Keep every line where the word "Diversity" appears; drop the rest.

START

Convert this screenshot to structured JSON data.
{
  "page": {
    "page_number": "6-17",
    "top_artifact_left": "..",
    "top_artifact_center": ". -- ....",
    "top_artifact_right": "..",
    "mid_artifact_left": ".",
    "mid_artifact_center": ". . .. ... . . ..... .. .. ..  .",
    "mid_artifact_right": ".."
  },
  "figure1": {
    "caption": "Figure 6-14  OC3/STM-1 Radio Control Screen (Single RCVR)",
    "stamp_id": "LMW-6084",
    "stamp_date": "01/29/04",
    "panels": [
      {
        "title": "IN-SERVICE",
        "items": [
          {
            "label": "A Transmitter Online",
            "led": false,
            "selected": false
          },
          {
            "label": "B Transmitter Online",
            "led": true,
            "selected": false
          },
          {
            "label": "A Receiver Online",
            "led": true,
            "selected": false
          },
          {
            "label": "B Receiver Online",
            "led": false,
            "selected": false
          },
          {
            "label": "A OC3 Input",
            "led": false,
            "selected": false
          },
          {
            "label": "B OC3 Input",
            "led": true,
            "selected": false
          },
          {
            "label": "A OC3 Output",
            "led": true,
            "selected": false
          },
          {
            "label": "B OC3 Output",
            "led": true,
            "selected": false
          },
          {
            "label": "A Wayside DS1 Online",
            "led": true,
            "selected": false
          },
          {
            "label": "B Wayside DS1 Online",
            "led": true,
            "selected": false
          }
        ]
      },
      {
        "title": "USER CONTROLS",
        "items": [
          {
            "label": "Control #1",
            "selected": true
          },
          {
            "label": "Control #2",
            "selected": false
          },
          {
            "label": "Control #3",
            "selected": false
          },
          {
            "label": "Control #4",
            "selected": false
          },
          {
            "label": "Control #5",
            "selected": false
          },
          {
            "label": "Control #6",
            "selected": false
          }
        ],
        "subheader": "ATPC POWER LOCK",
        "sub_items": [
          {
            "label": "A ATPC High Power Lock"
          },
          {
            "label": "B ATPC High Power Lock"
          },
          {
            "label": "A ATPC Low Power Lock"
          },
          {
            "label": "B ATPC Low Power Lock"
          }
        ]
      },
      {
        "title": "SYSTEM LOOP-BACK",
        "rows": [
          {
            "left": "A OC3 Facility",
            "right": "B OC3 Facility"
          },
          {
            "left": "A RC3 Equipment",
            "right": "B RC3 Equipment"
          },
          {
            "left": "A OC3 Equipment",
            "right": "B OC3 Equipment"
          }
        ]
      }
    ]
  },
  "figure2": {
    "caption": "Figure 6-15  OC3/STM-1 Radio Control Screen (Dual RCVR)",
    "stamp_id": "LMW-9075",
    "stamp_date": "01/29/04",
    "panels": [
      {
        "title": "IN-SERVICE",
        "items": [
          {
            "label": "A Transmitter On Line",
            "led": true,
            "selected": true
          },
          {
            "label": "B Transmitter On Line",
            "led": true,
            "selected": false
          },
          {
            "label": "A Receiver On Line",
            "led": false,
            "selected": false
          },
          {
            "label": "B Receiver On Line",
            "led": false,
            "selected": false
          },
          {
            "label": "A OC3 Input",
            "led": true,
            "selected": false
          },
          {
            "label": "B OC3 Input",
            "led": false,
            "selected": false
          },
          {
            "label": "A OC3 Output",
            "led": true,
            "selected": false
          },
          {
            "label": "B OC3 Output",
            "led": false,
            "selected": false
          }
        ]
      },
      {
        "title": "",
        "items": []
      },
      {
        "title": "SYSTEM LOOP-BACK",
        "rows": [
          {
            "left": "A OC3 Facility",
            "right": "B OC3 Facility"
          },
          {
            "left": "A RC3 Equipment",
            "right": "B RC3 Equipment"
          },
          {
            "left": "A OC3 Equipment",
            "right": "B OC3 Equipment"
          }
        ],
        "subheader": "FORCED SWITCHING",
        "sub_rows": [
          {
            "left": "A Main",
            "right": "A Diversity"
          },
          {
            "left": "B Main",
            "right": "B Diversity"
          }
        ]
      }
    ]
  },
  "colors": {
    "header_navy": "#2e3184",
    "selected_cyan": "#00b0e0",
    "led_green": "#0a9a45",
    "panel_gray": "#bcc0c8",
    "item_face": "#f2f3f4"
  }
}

END
START

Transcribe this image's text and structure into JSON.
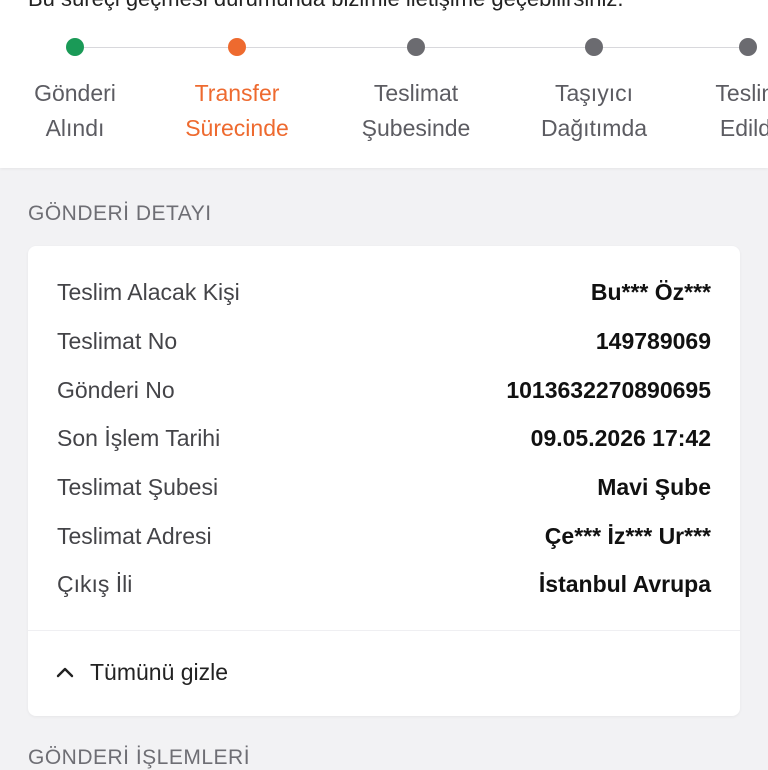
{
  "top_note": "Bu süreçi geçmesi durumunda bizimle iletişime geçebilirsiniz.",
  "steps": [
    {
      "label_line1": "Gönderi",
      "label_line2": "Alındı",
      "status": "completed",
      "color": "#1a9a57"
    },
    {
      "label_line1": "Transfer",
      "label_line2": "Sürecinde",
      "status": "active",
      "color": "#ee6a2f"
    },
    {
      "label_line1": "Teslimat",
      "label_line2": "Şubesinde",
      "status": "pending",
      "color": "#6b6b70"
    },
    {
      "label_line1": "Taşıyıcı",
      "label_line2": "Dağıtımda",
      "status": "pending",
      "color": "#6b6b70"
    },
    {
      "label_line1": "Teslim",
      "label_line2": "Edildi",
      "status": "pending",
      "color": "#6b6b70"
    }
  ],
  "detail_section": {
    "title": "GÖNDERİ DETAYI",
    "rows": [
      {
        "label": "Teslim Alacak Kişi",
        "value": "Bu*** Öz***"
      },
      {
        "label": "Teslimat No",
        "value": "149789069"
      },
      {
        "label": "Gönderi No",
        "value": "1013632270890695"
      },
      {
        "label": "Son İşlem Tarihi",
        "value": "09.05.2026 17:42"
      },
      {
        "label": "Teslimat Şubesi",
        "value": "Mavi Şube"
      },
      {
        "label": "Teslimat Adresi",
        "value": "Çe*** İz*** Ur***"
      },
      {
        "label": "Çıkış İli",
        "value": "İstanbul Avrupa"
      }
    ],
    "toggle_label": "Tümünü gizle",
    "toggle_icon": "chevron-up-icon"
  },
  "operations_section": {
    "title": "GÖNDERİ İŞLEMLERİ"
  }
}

END

**Task solution**
            "right": "A Diversity"
            "right": "B Diversity"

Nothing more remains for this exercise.